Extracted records
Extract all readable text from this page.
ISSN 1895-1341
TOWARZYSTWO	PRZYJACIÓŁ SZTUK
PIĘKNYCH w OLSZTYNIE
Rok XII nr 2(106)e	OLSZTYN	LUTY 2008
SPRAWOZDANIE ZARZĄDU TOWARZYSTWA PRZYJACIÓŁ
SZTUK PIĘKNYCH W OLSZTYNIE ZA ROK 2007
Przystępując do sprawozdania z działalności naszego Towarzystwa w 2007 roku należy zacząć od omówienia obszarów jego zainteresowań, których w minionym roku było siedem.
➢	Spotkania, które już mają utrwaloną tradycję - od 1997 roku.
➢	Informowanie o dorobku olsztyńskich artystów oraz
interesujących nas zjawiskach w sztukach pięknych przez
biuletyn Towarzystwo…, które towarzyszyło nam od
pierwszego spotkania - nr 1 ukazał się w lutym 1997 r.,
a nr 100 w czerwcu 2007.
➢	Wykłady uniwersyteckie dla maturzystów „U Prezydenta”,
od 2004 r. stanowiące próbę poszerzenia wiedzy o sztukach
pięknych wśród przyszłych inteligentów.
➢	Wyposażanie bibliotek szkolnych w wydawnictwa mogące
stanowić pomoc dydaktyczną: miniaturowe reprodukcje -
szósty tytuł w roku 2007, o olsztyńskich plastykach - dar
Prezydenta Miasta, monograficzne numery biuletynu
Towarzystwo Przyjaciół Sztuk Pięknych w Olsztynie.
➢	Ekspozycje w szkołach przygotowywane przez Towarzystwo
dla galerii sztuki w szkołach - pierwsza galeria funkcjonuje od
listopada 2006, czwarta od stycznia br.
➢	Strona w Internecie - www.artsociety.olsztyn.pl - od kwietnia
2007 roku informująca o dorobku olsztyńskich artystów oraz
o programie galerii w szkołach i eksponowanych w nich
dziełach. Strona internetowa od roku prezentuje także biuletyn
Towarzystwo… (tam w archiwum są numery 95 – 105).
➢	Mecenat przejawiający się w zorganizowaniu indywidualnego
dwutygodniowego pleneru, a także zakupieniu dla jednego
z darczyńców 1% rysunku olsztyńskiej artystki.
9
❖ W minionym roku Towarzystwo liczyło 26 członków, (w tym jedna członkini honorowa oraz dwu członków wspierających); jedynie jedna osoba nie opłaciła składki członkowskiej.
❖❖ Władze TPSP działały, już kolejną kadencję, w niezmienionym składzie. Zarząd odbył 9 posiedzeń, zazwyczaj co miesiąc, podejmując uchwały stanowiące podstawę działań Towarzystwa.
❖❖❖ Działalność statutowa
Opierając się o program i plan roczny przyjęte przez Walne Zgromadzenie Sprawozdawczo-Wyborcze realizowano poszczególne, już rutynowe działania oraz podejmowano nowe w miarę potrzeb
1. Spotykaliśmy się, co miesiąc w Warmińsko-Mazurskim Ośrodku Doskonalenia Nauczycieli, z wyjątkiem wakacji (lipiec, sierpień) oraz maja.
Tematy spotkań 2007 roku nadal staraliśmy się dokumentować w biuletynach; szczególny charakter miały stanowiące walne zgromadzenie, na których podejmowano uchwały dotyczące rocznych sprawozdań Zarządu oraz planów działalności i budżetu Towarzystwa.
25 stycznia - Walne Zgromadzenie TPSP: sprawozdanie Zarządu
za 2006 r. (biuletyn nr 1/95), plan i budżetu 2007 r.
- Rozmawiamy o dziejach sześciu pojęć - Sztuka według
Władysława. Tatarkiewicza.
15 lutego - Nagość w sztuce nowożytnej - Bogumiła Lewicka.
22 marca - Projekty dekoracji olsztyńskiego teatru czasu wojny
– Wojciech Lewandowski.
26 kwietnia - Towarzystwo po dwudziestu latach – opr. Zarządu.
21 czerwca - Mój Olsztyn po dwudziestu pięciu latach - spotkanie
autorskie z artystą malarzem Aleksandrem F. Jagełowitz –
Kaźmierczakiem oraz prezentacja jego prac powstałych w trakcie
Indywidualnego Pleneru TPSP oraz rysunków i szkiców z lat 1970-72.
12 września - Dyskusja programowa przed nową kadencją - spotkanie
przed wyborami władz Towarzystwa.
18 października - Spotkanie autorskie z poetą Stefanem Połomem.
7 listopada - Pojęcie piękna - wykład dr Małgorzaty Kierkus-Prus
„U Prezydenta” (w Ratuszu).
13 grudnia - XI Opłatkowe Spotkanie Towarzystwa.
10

Task: Your task is to print all of the records exactly.

Solution below:
Extract all readable text from this page.
ISSN 1895-1341
TOWARZYSTWO	PRZYJACIÓŁ SZTUK
PIĘKNYCH w OLSZTYNIE
Rok XII nr 2(106)e	OLSZTYN	LUTY 2008
SPRAWOZDANIE ZARZĄDU TOWARZYSTWA PRZYJACIÓŁ
SZTUK PIĘKNYCH W OLSZTYNIE ZA ROK 2007
Przystępując do sprawozdania z działalności naszego Towarzystwa w 2007 roku należy zacząć od omówienia obszarów jego zainteresowań, których w minionym roku było siedem.
➢	Spotkania, które już mają utrwaloną tradycję - od 1997 roku.
➢	Informowanie o dorobku olsztyńskich artystów oraz
interesujących nas zjawiskach w sztukach pięknych przez
biuletyn Towarzystwo…, które towarzyszyło nam od
pierwszego spotkania - nr 1 ukazał się w lutym 1997 r.,
a nr 100 w czerwcu 2007.
➢	Wykłady uniwersyteckie dla maturzystów „U Prezydenta”,
od 2004 r. stanowiące próbę poszerzenia wiedzy o sztukach
pięknych wśród przyszłych inteligentów.
➢	Wyposażanie bibliotek szkolnych w wydawnictwa mogące
stanowić pomoc dydaktyczną: miniaturowe reprodukcje -
szósty tytuł w roku 2007, o olsztyńskich plastykach - dar
Prezydenta Miasta, monograficzne numery biuletynu
Towarzystwo Przyjaciół Sztuk Pięknych w Olsztynie.
➢	Ekspozycje w szkołach przygotowywane przez Towarzystwo
dla galerii sztuki w szkołach - pierwsza galeria funkcjonuje od
listopada 2006, czwarta od stycznia br.
➢	Strona w Internecie - www.artsociety.olsztyn.pl - od kwietnia
2007 roku informująca o dorobku olsztyńskich artystów oraz
o programie galerii w szkołach i eksponowanych w nich
dziełach. Strona internetowa od roku prezentuje także biuletyn
Towarzystwo… (tam w archiwum są numery 95 – 105).
➢	Mecenat przejawiający się w zorganizowaniu indywidualnego
dwutygodniowego pleneru, a także zakupieniu dla jednego
z darczyńców 1% rysunku olsztyńskiej artystki.
9
❖ W minionym roku Towarzystwo liczyło 26 członków, (w tym jedna członkini honorowa oraz dwu członków wspierających); jedynie jedna osoba nie opłaciła składki członkowskiej.
❖❖ Władze TPSP działały, już kolejną kadencję, w niezmienionym składzie. Zarząd odbył 9 posiedzeń, zazwyczaj co miesiąc, podejmując uchwały stanowiące podstawę działań Towarzystwa.
❖❖❖ Działalność statutowa
Opierając się o program i plan roczny przyjęte przez Walne Zgromadzenie Sprawozdawczo-Wyborcze realizowano poszczególne, już rutynowe działania oraz podejmowano nowe w miarę potrzeb
1. Spotykaliśmy się, co miesiąc w Warmińsko-Mazurskim Ośrodku Doskonalenia Nauczycieli, z wyjątkiem wakacji (lipiec, sierpień) oraz maja.
Tematy spotkań 2007 roku nadal staraliśmy się dokumentować w biuletynach; szczególny charakter miały stanowiące walne zgromadzenie, na których podejmowano uchwały dotyczące rocznych sprawozdań Zarządu oraz planów działalności i budżetu Towarzystwa.
25 stycznia - Walne Zgromadzenie TPSP: sprawozdanie Zarządu
za 2006 r. (biuletyn nr 1/95), plan i budżetu 2007 r.
- Rozmawiamy o dziejach sześciu pojęć - Sztuka według
Władysława. Tatarkiewicza.
15 lutego - Nagość w sztuce nowożytnej - Bogumiła Lewicka.
22 marca - Projekty dekoracji olsztyńskiego teatru czasu wojny
– Wojciech Lewandowski.
26 kwietnia - Towarzystwo po dwudziestu latach – opr. Zarządu.
21 czerwca - Mój Olsztyn po dwudziestu pięciu latach - spotkanie
autorskie z artystą malarzem Aleksandrem F. Jagełowitz –
Kaźmierczakiem oraz prezentacja jego prac powstałych w trakcie
Indywidualnego Pleneru TPSP oraz rysunków i szkiców z lat 1970-72.
12 września - Dyskusja programowa przed nową kadencją - spotkanie
przed wyborami władz Towarzystwa.
18 października - Spotkanie autorskie z poetą Stefanem Połomem.
7 listopada - Pojęcie piękna - wykład dr Małgorzaty Kierkus-Prus
„U Prezydenta” (w Ratuszu).
13 grudnia - XI Opłatkowe Spotkanie Towarzystwa.
10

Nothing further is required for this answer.